Each entry in the listing below should be restated word for word.

-- BEGIN Data supplied --

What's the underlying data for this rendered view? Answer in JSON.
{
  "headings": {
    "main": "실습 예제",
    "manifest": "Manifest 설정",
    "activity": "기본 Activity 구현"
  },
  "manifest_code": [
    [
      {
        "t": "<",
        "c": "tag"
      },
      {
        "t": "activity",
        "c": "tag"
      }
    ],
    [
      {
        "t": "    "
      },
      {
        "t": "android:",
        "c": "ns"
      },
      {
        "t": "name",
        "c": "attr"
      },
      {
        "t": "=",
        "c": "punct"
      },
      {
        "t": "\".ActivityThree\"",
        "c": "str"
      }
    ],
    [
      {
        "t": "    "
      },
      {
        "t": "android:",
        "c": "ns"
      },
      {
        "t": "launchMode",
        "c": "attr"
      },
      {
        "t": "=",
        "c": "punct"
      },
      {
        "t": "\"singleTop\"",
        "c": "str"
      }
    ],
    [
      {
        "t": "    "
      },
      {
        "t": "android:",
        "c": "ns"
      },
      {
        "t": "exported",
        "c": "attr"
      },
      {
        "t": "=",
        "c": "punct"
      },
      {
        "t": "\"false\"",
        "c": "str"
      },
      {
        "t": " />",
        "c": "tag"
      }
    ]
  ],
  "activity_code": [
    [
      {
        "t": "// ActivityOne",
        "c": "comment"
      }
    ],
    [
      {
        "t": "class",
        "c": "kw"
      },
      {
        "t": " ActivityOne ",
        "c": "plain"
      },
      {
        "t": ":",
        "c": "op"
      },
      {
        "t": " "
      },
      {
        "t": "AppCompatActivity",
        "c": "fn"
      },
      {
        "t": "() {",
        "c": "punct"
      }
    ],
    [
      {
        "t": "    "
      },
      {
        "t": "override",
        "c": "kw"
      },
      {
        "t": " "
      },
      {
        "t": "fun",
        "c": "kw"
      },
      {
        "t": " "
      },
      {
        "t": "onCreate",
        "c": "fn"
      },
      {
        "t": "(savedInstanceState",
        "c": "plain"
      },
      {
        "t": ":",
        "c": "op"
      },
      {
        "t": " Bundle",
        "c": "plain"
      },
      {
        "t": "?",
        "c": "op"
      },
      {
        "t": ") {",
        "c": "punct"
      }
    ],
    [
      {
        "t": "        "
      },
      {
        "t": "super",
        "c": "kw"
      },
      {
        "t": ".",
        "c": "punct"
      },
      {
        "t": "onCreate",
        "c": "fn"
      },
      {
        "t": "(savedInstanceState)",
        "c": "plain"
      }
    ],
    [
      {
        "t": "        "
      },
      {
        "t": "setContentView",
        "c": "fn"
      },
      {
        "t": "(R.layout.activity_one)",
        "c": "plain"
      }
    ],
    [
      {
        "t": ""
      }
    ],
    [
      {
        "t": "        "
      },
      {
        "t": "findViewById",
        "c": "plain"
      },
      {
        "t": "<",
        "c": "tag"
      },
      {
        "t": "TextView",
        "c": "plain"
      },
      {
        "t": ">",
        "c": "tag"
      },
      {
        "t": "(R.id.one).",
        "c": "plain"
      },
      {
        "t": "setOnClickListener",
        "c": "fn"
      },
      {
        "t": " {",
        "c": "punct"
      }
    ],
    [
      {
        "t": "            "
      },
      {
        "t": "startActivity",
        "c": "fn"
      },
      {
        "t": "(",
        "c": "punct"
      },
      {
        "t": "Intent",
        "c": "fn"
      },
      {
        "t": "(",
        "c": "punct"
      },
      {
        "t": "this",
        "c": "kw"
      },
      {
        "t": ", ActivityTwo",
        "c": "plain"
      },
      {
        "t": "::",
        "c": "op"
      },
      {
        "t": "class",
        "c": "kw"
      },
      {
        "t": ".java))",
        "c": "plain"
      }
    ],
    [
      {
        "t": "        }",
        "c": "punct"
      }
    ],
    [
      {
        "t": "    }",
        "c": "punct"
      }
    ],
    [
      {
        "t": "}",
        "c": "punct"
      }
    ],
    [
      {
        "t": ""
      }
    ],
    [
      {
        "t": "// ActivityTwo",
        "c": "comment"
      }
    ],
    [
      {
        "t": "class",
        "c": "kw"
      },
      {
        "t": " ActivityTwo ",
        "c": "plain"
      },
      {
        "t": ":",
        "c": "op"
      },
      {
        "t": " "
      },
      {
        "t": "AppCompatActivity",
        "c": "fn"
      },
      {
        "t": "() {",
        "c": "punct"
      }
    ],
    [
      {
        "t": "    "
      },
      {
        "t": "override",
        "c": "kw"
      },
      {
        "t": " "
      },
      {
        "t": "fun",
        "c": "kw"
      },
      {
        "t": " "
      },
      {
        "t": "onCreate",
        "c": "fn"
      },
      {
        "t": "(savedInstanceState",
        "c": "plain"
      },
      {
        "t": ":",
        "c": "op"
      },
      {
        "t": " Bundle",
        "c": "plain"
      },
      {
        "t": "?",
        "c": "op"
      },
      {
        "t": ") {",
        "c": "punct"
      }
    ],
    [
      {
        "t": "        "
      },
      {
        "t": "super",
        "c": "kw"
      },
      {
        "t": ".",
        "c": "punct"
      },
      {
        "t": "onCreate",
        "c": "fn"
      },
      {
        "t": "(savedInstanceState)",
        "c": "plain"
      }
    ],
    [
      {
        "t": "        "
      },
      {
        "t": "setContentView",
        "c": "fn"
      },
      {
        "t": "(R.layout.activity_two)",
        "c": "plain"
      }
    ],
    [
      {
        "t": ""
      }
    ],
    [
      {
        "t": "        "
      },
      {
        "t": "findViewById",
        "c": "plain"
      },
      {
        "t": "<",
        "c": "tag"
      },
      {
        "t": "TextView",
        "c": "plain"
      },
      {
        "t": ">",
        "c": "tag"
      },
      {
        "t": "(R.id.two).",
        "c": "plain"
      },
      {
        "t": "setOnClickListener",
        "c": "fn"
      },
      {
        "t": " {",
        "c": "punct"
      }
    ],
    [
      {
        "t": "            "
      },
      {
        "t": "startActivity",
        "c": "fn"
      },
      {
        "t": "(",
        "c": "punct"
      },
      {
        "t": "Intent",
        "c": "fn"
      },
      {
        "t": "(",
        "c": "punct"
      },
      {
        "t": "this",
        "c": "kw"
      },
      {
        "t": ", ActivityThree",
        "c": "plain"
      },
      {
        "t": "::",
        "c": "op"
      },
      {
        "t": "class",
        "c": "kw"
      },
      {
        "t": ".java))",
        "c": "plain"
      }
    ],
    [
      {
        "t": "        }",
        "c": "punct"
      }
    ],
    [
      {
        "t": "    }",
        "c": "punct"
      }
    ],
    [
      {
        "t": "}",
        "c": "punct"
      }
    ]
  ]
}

-- END Data supplied --

■ **Full output**:
What's the underlying data for this rendered view? Answer in JSON.
{
  "headings": {
    "main": "실습 예제",
    "manifest": "Manifest 설정",
    "activity": "기본 Activity 구현"
  },
  "manifest_code": [
    [
      {
        "t": "<",
        "c": "tag"
      },
      {
        "t": "activity",
        "c": "tag"
      }
    ],
    [
      {
        "t": "    "
      },
      {
        "t": "android:",
        "c": "ns"
      },
      {
        "t": "name",
        "c": "attr"
      },
      {
        "t": "=",
        "c": "punct"
      },
      {
        "t": "\".ActivityThree\"",
        "c": "str"
      }
    ],
    [
      {
        "t": "    "
      },
      {
        "t": "android:",
        "c": "ns"
      },
      {
        "t": "launchMode",
        "c": "attr"
      },
      {
        "t": "=",
        "c": "punct"
      },
      {
        "t": "\"singleTop\"",
        "c": "str"
      }
    ],
    [
      {
        "t": "    "
      },
      {
        "t": "android:",
        "c": "ns"
      },
      {
        "t": "exported",
        "c": "attr"
      },
      {
        "t": "=",
        "c": "punct"
      },
      {
        "t": "\"false\"",
        "c": "str"
      },
      {
        "t": " />",
        "c": "tag"
      }
    ]
  ],
  "activity_code": [
    [
      {
        "t": "// ActivityOne",
        "c": "comment"
      }
    ],
    [
      {
        "t": "class",
        "c": "kw"
      },
      {
        "t": " ActivityOne ",
        "c": "plain"
      },
      {
        "t": ":",
        "c": "op"
      },
      {
        "t": " "
      },
      {
        "t": "AppCompatActivity",
        "c": "fn"
      },
      {
        "t": "() {",
        "c": "punct"
      }
    ],
    [
      {
        "t": "    "
      },
      {
        "t": "override",
        "c": "kw"
      },
      {
        "t": " "
      },
      {
        "t": "fun",
        "c": "kw"
      },
      {
        "t": " "
      },
      {
        "t": "onCreate",
        "c": "fn"
      },
      {
        "t": "(savedInstanceState",
        "c": "plain"
      },
      {
        "t": ":",
        "c": "op"
      },
      {
        "t": " Bundle",
        "c": "plain"
      },
      {
        "t": "?",
        "c": "op"
      },
      {
        "t": ") {",
        "c": "punct"
      }
    ],
    [
      {
        "t": "        "
      },
      {
        "t": "super",
        "c": "kw"
      },
      {
        "t": ".",
        "c": "punct"
      },
      {
        "t": "onCreate",
        "c": "fn"
      },
      {
        "t": "(savedInstanceState)",
        "c": "plain"
      }
    ],
    [
      {
        "t": "        "
      },
      {
        "t": "setContentView",
        "c": "fn"
      },
      {
        "t": "(R.layout.activity_one)",
        "c": "plain"
      }
    ],
    [
      {
        "t": ""
      }
    ],
    [
      {
        "t": "        "
      },
      {
        "t": "findViewById",
        "c": "plain"
      },
      {
        "t": "<",
        "c": "tag"
      },
      {
        "t": "TextView",
        "c": "plain"
      },
      {
        "t": ">",
        "c": "tag"
      },
      {
        "t": "(R.id.one).",
        "c": "plain"
      },
      {
        "t": "setOnClickListener",
        "c": "fn"
      },
      {
        "t": " {",
        "c": "punct"
      }
    ],
    [
      {
        "t": "            "
      },
      {
        "t": "startActivity",
        "c": "fn"
      },
      {
        "t": "(",
        "c": "punct"
      },
      {
        "t": "Intent",
        "c": "fn"
      },
      {
        "t": "(",
        "c": "punct"
      },
      {
        "t": "this",
        "c": "kw"
      },
      {
        "t": ", ActivityTwo",
        "c": "plain"
      },
      {
        "t": "::",
        "c": "op"
      },
      {
        "t": "class",
        "c": "kw"
      },
      {
        "t": ".java))",
        "c": "plain"
      }
    ],
    [
      {
        "t": "        }",
        "c": "punct"
      }
    ],
    [
      {
        "t": "    }",
        "c": "punct"
      }
    ],
    [
      {
        "t": "}",
        "c": "punct"
      }
    ],
    [
      {
        "t": ""
      }
    ],
    [
      {
        "t": "// ActivityTwo",
        "c": "comment"
      }
    ],
    [
      {
        "t": "class",
        "c": "kw"
      },
      {
        "t": " ActivityTwo ",
        "c": "plain"
      },
      {
        "t": ":",
        "c": "op"
      },
      {
        "t": " "
      },
      {
        "t": "AppCompatActivity",
        "c": "fn"
      },
      {
        "t": "() {",
        "c": "punct"
      }
    ],
    [
      {
        "t": "    "
      },
      {
        "t": "override",
        "c": "kw"
      },
      {
        "t": " "
      },
      {
        "t": "fun",
        "c": "kw"
      },
      {
        "t": " "
      },
      {
        "t": "onCreate",
        "c": "fn"
      },
      {
        "t": "(savedInstanceState",
        "c": "plain"
      },
      {
        "t": ":",
        "c": "op"
      },
      {
        "t": " Bundle",
        "c": "plain"
      },
      {
        "t": "?",
        "c": "op"
      },
      {
        "t": ") {",
        "c": "punct"
      }
    ],
    [
      {
        "t": "        "
      },
      {
        "t": "super",
        "c": "kw"
      },
      {
        "t": ".",
        "c": "punct"
      },
      {
        "t": "onCreate",
        "c": "fn"
      },
      {
        "t": "(savedInstanceState)",
        "c": "plain"
      }
    ],
    [
      {
        "t": "        "
      },
      {
        "t": "setContentView",
        "c": "fn"
      },
      {
        "t": "(R.layout.activity_two)",
        "c": "plain"
      }
    ],
    [
      {
        "t": ""
      }
    ],
    [
      {
        "t": "        "
      },
      {
        "t": "findViewById",
        "c": "plain"
      },
      {
        "t": "<",
        "c": "tag"
      },
      {
        "t": "TextView",
        "c": "plain"
      },
      {
        "t": ">",
        "c": "tag"
      },
      {
        "t": "(R.id.two).",
        "c": "plain"
      },
      {
        "t": "setOnClickListener",
        "c": "fn"
      },
      {
        "t": " {",
        "c": "punct"
      }
    ],
    [
      {
        "t": "            "
      },
      {
        "t": "startActivity",
        "c": "fn"
      },
      {
        "t": "(",
        "c": "punct"
      },
      {
        "t": "Intent",
        "c": "fn"
      },
      {
        "t": "(",
        "c": "punct"
      },
      {
        "t": "this",
        "c": "kw"
      },
      {
        "t": ", ActivityThree",
        "c": "plain"
      },
      {
        "t": "::",
        "c": "op"
      },
      {
        "t": "class",
        "c": "kw"
      },
      {
        "t": ".java))",
        "c": "plain"
      }
    ],
    [
      {
        "t": "        }",
        "c": "punct"
      }
    ],
    [
      {
        "t": "    }",
        "c": "punct"
      }
    ],
    [
      {
        "t": "}",
        "c": "punct"
      }
    ]
  ]
}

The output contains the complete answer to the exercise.